-- Supplied records --
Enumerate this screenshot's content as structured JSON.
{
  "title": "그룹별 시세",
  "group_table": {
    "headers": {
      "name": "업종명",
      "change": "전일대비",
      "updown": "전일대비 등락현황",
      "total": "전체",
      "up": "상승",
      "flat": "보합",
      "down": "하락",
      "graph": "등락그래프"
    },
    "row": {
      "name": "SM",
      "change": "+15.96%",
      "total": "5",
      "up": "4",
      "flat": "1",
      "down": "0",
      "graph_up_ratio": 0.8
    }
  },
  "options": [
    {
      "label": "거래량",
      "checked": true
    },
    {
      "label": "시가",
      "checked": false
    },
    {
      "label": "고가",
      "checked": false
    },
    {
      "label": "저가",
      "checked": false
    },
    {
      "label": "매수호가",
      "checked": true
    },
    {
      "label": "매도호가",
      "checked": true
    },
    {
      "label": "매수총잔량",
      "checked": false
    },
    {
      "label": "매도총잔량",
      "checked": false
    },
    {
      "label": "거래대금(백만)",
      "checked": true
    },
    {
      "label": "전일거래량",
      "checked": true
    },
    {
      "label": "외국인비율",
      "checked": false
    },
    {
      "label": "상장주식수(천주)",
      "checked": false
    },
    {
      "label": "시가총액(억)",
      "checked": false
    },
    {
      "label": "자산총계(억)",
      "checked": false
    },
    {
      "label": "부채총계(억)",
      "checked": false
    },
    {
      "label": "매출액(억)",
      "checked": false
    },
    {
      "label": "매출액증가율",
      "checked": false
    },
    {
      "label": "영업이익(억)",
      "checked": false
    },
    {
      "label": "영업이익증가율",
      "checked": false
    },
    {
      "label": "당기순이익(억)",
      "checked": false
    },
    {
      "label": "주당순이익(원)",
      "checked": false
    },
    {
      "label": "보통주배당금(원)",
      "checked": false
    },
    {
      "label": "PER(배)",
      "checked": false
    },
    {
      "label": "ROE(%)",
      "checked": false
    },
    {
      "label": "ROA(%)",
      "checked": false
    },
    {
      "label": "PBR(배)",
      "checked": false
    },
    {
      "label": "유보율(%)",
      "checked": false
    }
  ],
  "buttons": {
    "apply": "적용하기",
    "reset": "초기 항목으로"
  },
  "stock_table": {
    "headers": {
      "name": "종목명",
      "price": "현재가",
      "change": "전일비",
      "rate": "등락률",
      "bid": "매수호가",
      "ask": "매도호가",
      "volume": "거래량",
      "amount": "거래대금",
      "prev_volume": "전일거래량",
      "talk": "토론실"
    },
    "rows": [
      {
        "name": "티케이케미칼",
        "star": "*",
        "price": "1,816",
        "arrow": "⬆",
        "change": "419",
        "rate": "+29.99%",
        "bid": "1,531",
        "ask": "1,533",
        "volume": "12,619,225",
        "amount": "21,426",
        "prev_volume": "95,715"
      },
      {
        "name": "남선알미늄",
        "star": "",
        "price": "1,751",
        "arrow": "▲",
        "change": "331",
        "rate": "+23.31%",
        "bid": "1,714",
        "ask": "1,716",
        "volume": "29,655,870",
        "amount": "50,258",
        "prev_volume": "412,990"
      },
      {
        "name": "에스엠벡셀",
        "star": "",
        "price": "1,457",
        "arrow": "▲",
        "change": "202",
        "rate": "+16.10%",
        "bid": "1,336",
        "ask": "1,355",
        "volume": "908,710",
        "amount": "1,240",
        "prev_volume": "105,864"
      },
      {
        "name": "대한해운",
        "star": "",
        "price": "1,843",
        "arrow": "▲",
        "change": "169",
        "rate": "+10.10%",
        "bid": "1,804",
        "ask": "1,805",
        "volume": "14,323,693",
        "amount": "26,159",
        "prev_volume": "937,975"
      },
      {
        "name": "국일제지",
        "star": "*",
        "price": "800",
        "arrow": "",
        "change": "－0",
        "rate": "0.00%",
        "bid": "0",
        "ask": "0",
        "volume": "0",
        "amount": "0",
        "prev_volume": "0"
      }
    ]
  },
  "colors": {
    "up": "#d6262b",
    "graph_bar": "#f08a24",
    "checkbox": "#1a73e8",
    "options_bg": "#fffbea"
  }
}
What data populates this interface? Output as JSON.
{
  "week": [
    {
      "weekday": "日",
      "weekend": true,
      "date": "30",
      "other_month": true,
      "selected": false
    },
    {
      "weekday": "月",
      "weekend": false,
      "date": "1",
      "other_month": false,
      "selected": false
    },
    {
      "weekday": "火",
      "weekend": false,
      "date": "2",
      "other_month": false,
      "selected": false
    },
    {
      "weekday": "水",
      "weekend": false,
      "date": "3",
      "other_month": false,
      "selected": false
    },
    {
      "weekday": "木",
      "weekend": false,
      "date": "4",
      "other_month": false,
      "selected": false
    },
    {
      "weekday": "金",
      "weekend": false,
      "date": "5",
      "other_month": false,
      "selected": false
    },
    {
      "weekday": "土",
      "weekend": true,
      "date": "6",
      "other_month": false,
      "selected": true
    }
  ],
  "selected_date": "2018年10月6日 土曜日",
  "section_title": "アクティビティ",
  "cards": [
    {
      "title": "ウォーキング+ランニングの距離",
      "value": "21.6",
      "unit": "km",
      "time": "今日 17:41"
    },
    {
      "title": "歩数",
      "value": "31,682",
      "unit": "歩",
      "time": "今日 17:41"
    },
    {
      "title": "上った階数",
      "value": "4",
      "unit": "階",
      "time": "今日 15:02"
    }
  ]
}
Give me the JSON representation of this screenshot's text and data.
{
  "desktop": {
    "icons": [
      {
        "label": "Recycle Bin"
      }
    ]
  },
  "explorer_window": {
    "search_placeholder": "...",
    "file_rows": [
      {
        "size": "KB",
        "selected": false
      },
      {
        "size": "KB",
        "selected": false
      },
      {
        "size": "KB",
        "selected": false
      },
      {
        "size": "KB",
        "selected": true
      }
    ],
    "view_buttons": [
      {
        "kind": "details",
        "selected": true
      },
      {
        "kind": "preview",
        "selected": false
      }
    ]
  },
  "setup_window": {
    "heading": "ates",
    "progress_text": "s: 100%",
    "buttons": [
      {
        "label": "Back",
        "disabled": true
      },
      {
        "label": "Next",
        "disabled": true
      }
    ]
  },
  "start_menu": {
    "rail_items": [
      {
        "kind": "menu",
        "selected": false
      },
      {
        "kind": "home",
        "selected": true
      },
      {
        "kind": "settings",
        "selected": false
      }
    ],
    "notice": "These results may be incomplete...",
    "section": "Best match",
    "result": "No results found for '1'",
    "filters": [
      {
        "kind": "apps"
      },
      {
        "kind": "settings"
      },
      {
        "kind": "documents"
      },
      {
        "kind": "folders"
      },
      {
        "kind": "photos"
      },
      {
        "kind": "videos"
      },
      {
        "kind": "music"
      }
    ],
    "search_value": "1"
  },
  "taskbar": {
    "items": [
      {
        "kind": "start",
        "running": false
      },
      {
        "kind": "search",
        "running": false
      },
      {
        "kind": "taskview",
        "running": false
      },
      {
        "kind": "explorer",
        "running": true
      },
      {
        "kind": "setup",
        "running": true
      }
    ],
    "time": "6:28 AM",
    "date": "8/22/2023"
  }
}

-- Task prompt --
Copy out every line in the listing where the word "screenshot" appears.

-- Written answer --
Enumerate this screenshot's content as structured JSON.
Give me the JSON representation of this screenshot's text and data.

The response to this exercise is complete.